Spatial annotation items
******************************

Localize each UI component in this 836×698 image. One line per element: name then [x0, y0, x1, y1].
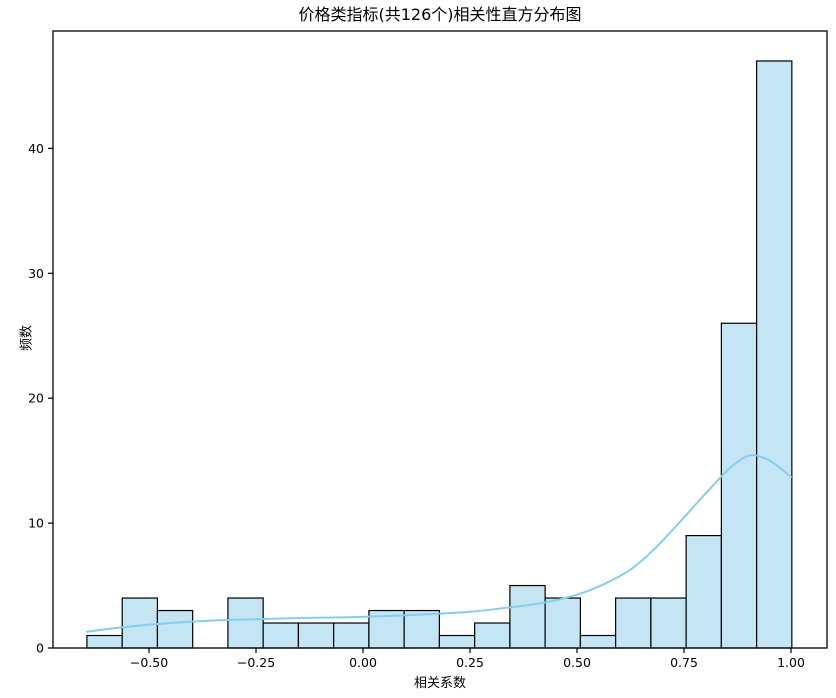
x-tick-label: 0.25 — [456, 655, 484, 670]
x-tick-label: 0.50 — [563, 655, 591, 670]
x-tick-label: −0.25 — [237, 655, 275, 670]
y-axis: 0 10 20 30 40 — [28, 141, 53, 656]
y-tick-label: 40 — [28, 141, 44, 156]
bars-group — [86, 60, 793, 649]
y-tick-label: 0 — [36, 641, 44, 656]
histogram-bar — [474, 622, 511, 649]
histogram-bar — [650, 597, 687, 649]
y-axis-label: 频数 — [19, 324, 35, 352]
x-tick-label: 0.00 — [349, 655, 377, 670]
y-tick-label: 20 — [28, 391, 44, 406]
histogram-bar — [262, 622, 300, 649]
chart-title: 价格类指标(共126个)相关性直方分布图 — [298, 5, 582, 24]
histogram-bar — [615, 597, 652, 649]
histogram-bar — [720, 322, 758, 649]
histogram-bar — [544, 597, 581, 649]
x-axis: −0.50 −0.25 0.00 0.25 0.50 0.75 1.00 — [130, 648, 805, 670]
histogram-bar — [685, 534, 722, 649]
histogram-bar — [297, 622, 335, 649]
y-tick-label: 30 — [28, 266, 44, 281]
x-axis-label: 相关系数 — [413, 676, 466, 691]
kde-curve — [85, 453, 792, 633]
y-tick-label: 10 — [28, 516, 44, 531]
histogram-bar — [156, 609, 194, 649]
histogram-bar — [86, 634, 123, 649]
histogram-bar — [579, 634, 617, 649]
histogram-bar — [121, 597, 159, 649]
histogram-bar — [756, 60, 793, 649]
histogram-bar — [227, 597, 264, 649]
x-tick-label: 1.00 — [777, 655, 805, 670]
histogram-bar — [333, 622, 370, 649]
histogram-bar — [403, 609, 440, 649]
x-tick-label: −0.50 — [130, 655, 168, 670]
histogram-bar — [438, 634, 476, 649]
x-tick-label: 0.75 — [670, 655, 698, 670]
histogram-bar — [509, 584, 546, 649]
plot-border — [52, 30, 828, 649]
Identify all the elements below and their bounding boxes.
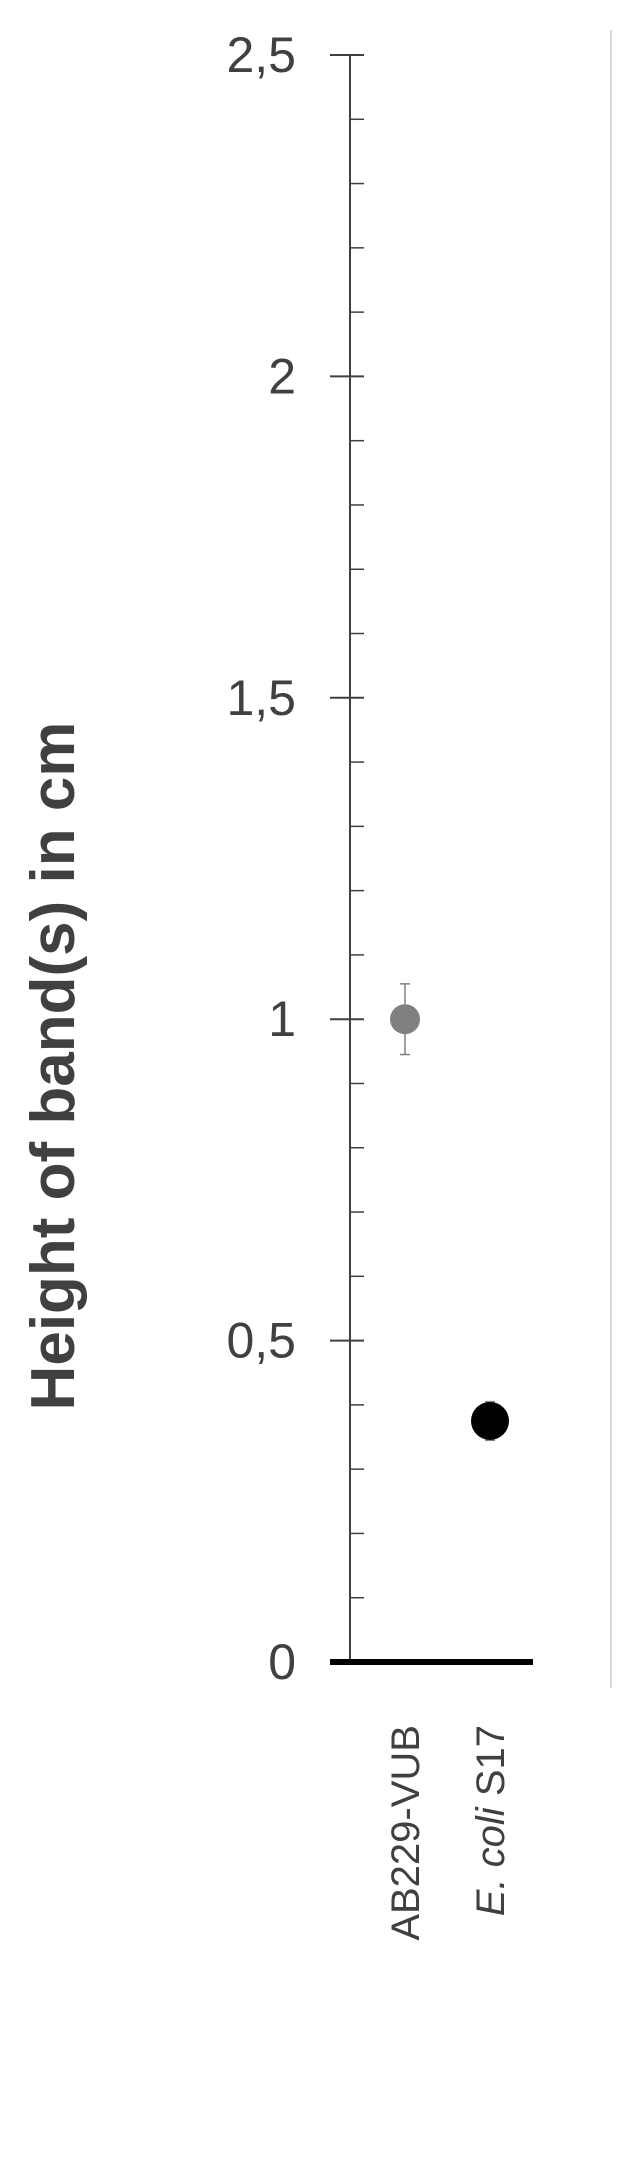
y-tick-label: 2 <box>268 348 296 404</box>
data-points <box>390 983 509 1441</box>
y-tick-label: 1 <box>268 991 296 1047</box>
y-tick-label: 0 <box>268 1634 296 1690</box>
y-axis: 0 0,5 1 1,5 2 2,5 <box>226 27 364 1690</box>
x-category-label: AB229-VUB <box>384 1725 428 1941</box>
y-tick-label: 2,5 <box>226 27 296 83</box>
y-tick-label: 0,5 <box>226 1313 296 1369</box>
x-category-label: E. coli S17 <box>469 1725 513 1916</box>
y-axis-label: Height of band(s) in cm <box>19 722 88 1411</box>
category-labels: AB229-VUB E. coli S17 <box>384 1725 513 1941</box>
data-point <box>471 1401 509 1440</box>
y-tick-label: 1,5 <box>226 670 296 726</box>
data-point <box>390 1004 420 1035</box>
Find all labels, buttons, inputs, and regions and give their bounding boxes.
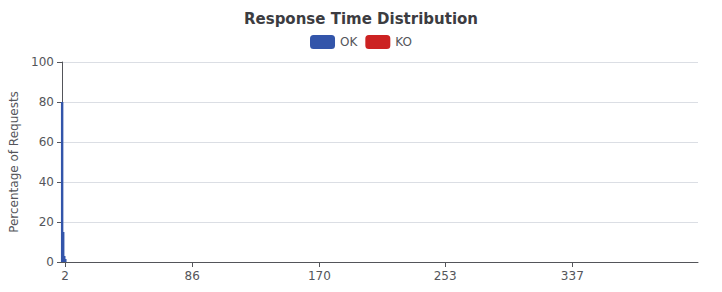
svg-text:80: 80 bbox=[39, 95, 54, 109]
svg-text:253: 253 bbox=[434, 269, 457, 283]
svg-text:KO: KO bbox=[395, 35, 412, 49]
svg-text:0: 0 bbox=[46, 255, 54, 269]
svg-text:337: 337 bbox=[561, 269, 584, 283]
svg-text:Percentage of Requests: Percentage of Requests bbox=[7, 91, 21, 233]
svg-text:60: 60 bbox=[39, 135, 54, 149]
svg-text:170: 170 bbox=[308, 269, 331, 283]
svg-text:OK: OK bbox=[340, 35, 358, 49]
svg-text:20: 20 bbox=[39, 215, 54, 229]
svg-text:100: 100 bbox=[31, 55, 54, 69]
svg-text:40: 40 bbox=[39, 175, 54, 189]
svg-text:86: 86 bbox=[185, 269, 200, 283]
svg-text:Response Time Distribution: Response Time Distribution bbox=[244, 10, 478, 28]
svg-text:2: 2 bbox=[61, 269, 69, 283]
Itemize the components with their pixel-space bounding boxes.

******************************

WHAT IS EXPECTED
Copy the lines from the one with "x-tick-label: 0.25 — [456, 655, 484, 670]" up to and including the one with "histogram-bar — [579, 634, 617, 649]", keeping each line unchanged.

OUTPUT FOR THIS TASK
x-tick-label: 0.25 — [456, 655, 484, 670]
x-tick-label: 0.50 — [563, 655, 591, 670]
x-tick-label: −0.25 — [237, 655, 275, 670]
y-axis: 0 10 20 30 40 — [28, 141, 53, 656]
y-tick-label: 40 — [28, 141, 44, 156]
bars-group — [86, 60, 793, 649]
y-tick-label: 0 — [36, 641, 44, 656]
histogram-bar — [474, 622, 511, 649]
histogram-bar — [650, 597, 687, 649]
y-axis-label: 频数 — [19, 324, 35, 352]
x-tick-label: 0.00 — [349, 655, 377, 670]
y-tick-label: 20 — [28, 391, 44, 406]
histogram-bar — [262, 622, 300, 649]
chart-title: 价格类指标(共126个)相关性直方分布图 — [298, 5, 582, 24]
histogram-bar — [615, 597, 652, 649]
histogram-bar — [720, 322, 758, 649]
histogram-bar — [544, 597, 581, 649]
x-axis: −0.50 −0.25 0.00 0.25 0.50 0.75 1.00 — [130, 648, 805, 670]
histogram-bar — [685, 534, 722, 649]
histogram-bar — [297, 622, 335, 649]
y-tick-label: 30 — [28, 266, 44, 281]
x-axis-label: 相关系数 — [413, 676, 466, 691]
kde-curve — [85, 453, 792, 633]
y-tick-label: 10 — [28, 516, 44, 531]
histogram-bar — [156, 609, 194, 649]
histogram-bar — [86, 634, 123, 649]
histogram-bar — [579, 634, 617, 649]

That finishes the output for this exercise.